* Problem statement *
Each entry must appear again exactly as it does in the source.

[Part of a data file]
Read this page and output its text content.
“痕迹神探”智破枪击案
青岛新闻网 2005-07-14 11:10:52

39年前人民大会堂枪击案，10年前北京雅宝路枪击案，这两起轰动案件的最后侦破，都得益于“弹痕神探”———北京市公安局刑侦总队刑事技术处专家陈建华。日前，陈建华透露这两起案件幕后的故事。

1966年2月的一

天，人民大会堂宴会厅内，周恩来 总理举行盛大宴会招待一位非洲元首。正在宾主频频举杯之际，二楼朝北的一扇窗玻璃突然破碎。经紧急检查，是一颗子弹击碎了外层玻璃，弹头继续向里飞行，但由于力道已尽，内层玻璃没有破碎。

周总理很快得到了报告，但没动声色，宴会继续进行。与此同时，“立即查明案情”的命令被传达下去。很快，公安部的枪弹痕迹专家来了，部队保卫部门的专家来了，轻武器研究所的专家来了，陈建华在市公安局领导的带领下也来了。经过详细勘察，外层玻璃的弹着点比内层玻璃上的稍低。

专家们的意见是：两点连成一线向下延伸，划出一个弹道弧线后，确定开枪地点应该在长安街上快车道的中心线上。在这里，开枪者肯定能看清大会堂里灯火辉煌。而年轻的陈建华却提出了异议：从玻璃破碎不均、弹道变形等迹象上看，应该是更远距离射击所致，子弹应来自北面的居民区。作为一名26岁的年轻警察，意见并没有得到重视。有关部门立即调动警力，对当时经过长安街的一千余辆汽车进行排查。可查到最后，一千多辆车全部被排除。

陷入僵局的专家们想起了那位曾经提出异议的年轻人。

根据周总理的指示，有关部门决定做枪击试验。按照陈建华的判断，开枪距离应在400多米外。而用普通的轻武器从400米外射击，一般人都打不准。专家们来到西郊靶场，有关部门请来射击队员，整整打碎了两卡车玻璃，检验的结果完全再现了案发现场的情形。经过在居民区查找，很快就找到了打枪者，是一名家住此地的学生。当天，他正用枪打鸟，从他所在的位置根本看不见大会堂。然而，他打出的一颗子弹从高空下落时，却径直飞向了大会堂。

* Exercise answer *
Read this page and output its text content.
“痕迹神探”智破枪击案
青岛新闻网 2005-07-14 11:10:52

39年前人民大会堂枪击案，10年前北京雅宝路枪击案，这两起轰动案件的最后侦破，都得益于“弹痕神探”———北京市公安局刑侦总队刑事技术处专家陈建华。日前，陈建华透露这两起案件幕后的故事。

1966年2月的一

天，人民大会堂宴会厅内，周恩来 总理举行盛大宴会招待一位非洲元首。正在宾主频频举杯之际，二楼朝北的一扇窗玻璃突然破碎。经紧急检查，是一颗子弹击碎了外层玻璃，弹头继续向里飞行，但由于力道已尽，内层玻璃没有破碎。

周总理很快得到了报告，但没动声色，宴会继续进行。与此同时，“立即查明案情”的命令被传达下去。很快，公安部的枪弹痕迹专家来了，部队保卫部门的专家来了，轻武器研究所的专家来了，陈建华在市公安局领导的带领下也来了。经过详细勘察，外层玻璃的弹着点比内层玻璃上的稍低。

专家们的意见是：两点连成一线向下延伸，划出一个弹道弧线后，确定开枪地点应该在长安街上快车道的中心线上。在这里，开枪者肯定能看清大会堂里灯火辉煌。而年轻的陈建华却提出了异议：从玻璃破碎不均、弹道变形等迹象上看，应该是更远距离射击所致，子弹应来自北面的居民区。作为一名26岁的年轻警察，意见并没有得到重视。有关部门立即调动警力，对当时经过长安街的一千余辆汽车进行排查。可查到最后，一千多辆车全部被排除。

陷入僵局的专家们想起了那位曾经提出异议的年轻人。

根据周总理的指示，有关部门决定做枪击试验。按照陈建华的判断，开枪距离应在400多米外。而用普通的轻武器从400米外射击，一般人都打不准。专家们来到西郊靶场，有关部门请来射击队员，整整打碎了两卡车玻璃，检验的结果完全再现了案发现场的情形。经过在居民区查找，很快就找到了打枪者，是一名家住此地的学生。当天，他正用枪打鸟，从他所在的位置根本看不见大会堂。然而，他打出的一颗子弹从高空下落时，却径直飞向了大会堂。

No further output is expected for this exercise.